__YOUR OBJECTIVE__. In this exercise, reproduce all the entries that follow exactly.
** start of ENTRIES SUPPLIED **
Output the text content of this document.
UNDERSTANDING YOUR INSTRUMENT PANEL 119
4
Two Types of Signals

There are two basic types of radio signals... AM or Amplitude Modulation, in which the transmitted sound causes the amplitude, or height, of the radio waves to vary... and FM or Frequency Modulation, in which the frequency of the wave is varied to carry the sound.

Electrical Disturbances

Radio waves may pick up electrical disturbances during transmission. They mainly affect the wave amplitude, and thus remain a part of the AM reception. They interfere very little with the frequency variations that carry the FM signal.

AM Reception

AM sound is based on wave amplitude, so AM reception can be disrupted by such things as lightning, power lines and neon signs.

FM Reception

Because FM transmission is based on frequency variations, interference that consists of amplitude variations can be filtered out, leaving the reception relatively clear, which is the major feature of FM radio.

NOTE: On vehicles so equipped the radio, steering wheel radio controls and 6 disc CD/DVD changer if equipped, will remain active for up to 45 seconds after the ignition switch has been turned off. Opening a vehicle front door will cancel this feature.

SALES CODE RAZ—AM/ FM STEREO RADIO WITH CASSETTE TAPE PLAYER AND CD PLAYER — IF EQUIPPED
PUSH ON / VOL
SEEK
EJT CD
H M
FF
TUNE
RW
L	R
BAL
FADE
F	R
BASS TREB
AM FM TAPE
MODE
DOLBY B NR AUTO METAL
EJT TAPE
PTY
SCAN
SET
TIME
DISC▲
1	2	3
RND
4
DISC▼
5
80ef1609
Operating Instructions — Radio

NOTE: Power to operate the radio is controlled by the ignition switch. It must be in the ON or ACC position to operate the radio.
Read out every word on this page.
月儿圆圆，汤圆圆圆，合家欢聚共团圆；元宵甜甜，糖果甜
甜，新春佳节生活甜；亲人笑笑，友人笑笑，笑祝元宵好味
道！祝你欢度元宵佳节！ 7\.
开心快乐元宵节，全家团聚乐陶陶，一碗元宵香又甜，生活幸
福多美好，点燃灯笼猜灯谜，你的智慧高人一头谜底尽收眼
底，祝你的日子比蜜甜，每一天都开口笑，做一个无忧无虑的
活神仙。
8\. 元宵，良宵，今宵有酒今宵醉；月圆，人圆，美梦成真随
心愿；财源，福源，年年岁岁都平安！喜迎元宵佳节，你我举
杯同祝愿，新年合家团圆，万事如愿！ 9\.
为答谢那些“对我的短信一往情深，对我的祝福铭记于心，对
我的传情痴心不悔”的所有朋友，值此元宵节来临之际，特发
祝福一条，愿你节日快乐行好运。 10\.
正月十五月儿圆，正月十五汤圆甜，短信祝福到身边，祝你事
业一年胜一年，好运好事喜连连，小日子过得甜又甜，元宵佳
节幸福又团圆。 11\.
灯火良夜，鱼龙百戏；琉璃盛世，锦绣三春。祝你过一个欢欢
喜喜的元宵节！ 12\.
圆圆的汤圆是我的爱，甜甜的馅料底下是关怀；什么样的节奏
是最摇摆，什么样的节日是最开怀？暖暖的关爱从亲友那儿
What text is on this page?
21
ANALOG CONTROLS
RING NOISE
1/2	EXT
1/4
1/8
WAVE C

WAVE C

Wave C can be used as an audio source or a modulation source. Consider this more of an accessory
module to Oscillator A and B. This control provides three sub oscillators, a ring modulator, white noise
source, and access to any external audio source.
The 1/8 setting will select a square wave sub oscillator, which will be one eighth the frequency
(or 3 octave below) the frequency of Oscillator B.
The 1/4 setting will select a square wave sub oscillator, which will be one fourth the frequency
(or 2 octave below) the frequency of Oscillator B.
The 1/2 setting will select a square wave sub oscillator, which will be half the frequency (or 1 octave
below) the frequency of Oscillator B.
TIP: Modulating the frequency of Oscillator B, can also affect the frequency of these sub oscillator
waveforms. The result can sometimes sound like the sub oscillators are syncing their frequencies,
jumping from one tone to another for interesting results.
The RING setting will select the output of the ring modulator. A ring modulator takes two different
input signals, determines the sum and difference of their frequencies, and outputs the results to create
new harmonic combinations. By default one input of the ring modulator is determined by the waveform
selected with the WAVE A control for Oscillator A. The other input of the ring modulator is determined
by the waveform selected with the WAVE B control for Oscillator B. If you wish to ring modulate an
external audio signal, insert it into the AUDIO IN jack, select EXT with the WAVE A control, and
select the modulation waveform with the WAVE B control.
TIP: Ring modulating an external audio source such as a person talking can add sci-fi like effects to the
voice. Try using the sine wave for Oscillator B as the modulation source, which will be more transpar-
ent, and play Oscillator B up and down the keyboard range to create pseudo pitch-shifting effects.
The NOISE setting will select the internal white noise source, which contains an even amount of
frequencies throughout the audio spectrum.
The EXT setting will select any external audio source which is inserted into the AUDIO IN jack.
** end of ENTRIES SUPPLIED **
__SOLUTION__.
Output the text content of this document.
UNDERSTANDING YOUR INSTRUMENT PANEL 119
4
Two Types of Signals

There are two basic types of radio signals... AM or Amplitude Modulation, in which the transmitted sound causes the amplitude, or height, of the radio waves to vary... and FM or Frequency Modulation, in which the frequency of the wave is varied to carry the sound.

Electrical Disturbances

Radio waves may pick up electrical disturbances during transmission. They mainly affect the wave amplitude, and thus remain a part of the AM reception. They interfere very little with the frequency variations that carry the FM signal.

AM Reception

AM sound is based on wave amplitude, so AM reception can be disrupted by such things as lightning, power lines and neon signs.

FM Reception

Because FM transmission is based on frequency variations, interference that consists of amplitude variations can be filtered out, leaving the reception relatively clear, which is the major feature of FM radio.

NOTE: On vehicles so equipped the radio, steering wheel radio controls and 6 disc CD/DVD changer if equipped, will remain active for up to 45 seconds after the ignition switch has been turned off. Opening a vehicle front door will cancel this feature.

SALES CODE RAZ—AM/ FM STEREO RADIO WITH CASSETTE TAPE PLAYER AND CD PLAYER — IF EQUIPPED
PUSH ON / VOL
SEEK
EJT CD
H M
FF
TUNE
RW
L	R
BAL
FADE
F	R
BASS TREB
AM FM TAPE
MODE
DOLBY B NR AUTO METAL
EJT TAPE
PTY
SCAN
SET
TIME
DISC▲
1	2	3
RND
4
DISC▼
5
80ef1609
Operating Instructions — Radio

NOTE: Power to operate the radio is controlled by the ignition switch. It must be in the ON or ACC position to operate the radio.
Read out every word on this page.
月儿圆圆，汤圆圆圆，合家欢聚共团圆；元宵甜甜，糖果甜
甜，新春佳节生活甜；亲人笑笑，友人笑笑，笑祝元宵好味
道！祝你欢度元宵佳节！ 7\.
开心快乐元宵节，全家团聚乐陶陶，一碗元宵香又甜，生活幸
福多美好，点燃灯笼猜灯谜，你的智慧高人一头谜底尽收眼
底，祝你的日子比蜜甜，每一天都开口笑，做一个无忧无虑的
活神仙。
8\. 元宵，良宵，今宵有酒今宵醉；月圆，人圆，美梦成真随
心愿；财源，福源，年年岁岁都平安！喜迎元宵佳节，你我举
杯同祝愿，新年合家团圆，万事如愿！ 9\.
为答谢那些“对我的短信一往情深，对我的祝福铭记于心，对
我的传情痴心不悔”的所有朋友，值此元宵节来临之际，特发
祝福一条，愿你节日快乐行好运。 10\.
正月十五月儿圆，正月十五汤圆甜，短信祝福到身边，祝你事
业一年胜一年，好运好事喜连连，小日子过得甜又甜，元宵佳
节幸福又团圆。 11\.
灯火良夜，鱼龙百戏；琉璃盛世，锦绣三春。祝你过一个欢欢
喜喜的元宵节！ 12\.
圆圆的汤圆是我的爱，甜甜的馅料底下是关怀；什么样的节奏
是最摇摆，什么样的节日是最开怀？暖暖的关爱从亲友那儿
What text is on this page?
21
ANALOG CONTROLS
RING NOISE
1/2	EXT
1/4
1/8
WAVE C

WAVE C

Wave C can be used as an audio source or a modulation source. Consider this more of an accessory
module to Oscillator A and B. This control provides three sub oscillators, a ring modulator, white noise
source, and access to any external audio source.
The 1/8 setting will select a square wave sub oscillator, which will be one eighth the frequency
(or 3 octave below) the frequency of Oscillator B.
The 1/4 setting will select a square wave sub oscillator, which will be one fourth the frequency
(or 2 octave below) the frequency of Oscillator B.
The 1/2 setting will select a square wave sub oscillator, which will be half the frequency (or 1 octave
below) the frequency of Oscillator B.
TIP: Modulating the frequency of Oscillator B, can also affect the frequency of these sub oscillator
waveforms. The result can sometimes sound like the sub oscillators are syncing their frequencies,
jumping from one tone to another for interesting results.
The RING setting will select the output of the ring modulator. A ring modulator takes two different
input signals, determines the sum and difference of their frequencies, and outputs the results to create
new harmonic combinations. By default one input of the ring modulator is determined by the waveform
selected with the WAVE A control for Oscillator A. The other input of the ring modulator is determined
by the waveform selected with the WAVE B control for Oscillator B. If you wish to ring modulate an
external audio signal, insert it into the AUDIO IN jack, select EXT with the WAVE A control, and
select the modulation waveform with the WAVE B control.
TIP: Ring modulating an external audio source such as a person talking can add sci-fi like effects to the
voice. Try using the sine wave for Oscillator B as the modulation source, which will be more transpar-
ent, and play Oscillator B up and down the keyboard range to create pseudo pitch-shifting effects.
The NOISE setting will select the internal white noise source, which contains an even amount of
frequencies throughout the audio spectrum.
The EXT setting will select any external audio source which is inserted into the AUDIO IN jack.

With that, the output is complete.